Supplied data.
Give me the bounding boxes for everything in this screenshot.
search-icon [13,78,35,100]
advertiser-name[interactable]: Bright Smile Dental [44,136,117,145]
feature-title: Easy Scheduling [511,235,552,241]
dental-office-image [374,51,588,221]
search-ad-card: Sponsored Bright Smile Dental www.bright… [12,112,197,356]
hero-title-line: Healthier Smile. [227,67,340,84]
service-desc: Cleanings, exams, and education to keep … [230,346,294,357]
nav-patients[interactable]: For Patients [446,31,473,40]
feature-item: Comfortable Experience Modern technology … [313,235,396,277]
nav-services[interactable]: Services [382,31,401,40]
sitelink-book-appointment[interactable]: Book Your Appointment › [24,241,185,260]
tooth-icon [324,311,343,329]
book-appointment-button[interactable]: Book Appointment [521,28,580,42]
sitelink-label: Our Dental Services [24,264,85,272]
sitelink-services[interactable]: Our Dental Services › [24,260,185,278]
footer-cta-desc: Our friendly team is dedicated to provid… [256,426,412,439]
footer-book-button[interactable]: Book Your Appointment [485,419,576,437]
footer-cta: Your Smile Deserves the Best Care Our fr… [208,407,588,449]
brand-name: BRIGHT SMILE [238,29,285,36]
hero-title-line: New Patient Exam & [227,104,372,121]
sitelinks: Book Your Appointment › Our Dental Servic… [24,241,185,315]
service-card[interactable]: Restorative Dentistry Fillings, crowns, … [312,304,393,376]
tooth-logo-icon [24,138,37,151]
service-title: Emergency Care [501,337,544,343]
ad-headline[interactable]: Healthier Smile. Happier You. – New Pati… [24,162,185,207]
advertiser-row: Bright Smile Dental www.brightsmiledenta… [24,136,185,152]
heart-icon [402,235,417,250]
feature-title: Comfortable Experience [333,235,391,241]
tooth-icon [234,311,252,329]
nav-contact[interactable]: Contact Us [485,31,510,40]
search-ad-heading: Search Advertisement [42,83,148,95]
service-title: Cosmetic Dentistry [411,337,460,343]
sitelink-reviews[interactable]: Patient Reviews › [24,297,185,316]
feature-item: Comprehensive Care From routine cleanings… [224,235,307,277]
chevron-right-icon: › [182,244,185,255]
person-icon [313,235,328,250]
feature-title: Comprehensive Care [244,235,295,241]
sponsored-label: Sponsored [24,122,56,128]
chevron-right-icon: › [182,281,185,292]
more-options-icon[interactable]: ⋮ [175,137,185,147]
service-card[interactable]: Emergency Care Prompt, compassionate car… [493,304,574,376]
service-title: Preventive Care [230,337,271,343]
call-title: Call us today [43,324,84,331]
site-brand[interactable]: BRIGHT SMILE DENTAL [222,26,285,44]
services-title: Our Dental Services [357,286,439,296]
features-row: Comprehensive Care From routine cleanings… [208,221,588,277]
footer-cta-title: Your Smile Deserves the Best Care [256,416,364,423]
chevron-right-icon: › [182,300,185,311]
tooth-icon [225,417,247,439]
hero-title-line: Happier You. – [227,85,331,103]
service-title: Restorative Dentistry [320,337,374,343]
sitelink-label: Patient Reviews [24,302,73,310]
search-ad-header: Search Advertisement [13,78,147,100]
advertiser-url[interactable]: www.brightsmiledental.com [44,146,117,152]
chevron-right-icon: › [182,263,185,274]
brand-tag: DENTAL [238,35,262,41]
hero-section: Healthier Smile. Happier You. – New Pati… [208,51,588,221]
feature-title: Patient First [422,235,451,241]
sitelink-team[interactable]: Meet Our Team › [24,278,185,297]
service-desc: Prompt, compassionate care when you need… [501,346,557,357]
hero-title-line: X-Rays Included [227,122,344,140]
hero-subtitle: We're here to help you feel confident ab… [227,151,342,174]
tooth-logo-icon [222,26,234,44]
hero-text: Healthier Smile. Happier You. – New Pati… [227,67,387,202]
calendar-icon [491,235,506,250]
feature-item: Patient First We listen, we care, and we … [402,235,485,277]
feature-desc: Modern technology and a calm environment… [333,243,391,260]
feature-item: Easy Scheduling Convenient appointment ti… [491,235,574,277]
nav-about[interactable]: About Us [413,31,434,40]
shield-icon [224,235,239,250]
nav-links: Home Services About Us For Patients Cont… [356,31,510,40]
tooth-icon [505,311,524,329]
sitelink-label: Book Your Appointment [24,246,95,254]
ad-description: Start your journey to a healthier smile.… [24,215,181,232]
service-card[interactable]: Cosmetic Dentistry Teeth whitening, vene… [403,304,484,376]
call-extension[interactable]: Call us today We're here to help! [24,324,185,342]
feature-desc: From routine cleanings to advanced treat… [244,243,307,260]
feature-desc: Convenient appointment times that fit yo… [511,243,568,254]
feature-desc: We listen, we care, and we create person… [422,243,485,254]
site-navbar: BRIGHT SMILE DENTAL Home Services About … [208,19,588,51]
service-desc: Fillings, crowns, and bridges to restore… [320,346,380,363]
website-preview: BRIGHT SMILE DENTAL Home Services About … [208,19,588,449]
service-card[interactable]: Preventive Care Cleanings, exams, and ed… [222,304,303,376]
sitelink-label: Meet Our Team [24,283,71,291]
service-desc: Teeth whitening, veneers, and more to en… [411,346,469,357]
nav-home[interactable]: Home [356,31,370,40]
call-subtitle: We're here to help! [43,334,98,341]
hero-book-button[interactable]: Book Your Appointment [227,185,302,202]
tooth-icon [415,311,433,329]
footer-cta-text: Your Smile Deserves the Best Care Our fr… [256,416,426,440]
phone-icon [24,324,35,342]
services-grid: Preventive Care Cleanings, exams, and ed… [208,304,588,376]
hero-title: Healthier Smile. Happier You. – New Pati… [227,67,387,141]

Work to complete.
All lines holding the word "Meet" must be found in the listing and copied.

Output for this exercise.
sitelink-team[interactable]: Meet Our Team › [24,278,185,297]
sitelink-label: Meet Our Team [24,283,71,291]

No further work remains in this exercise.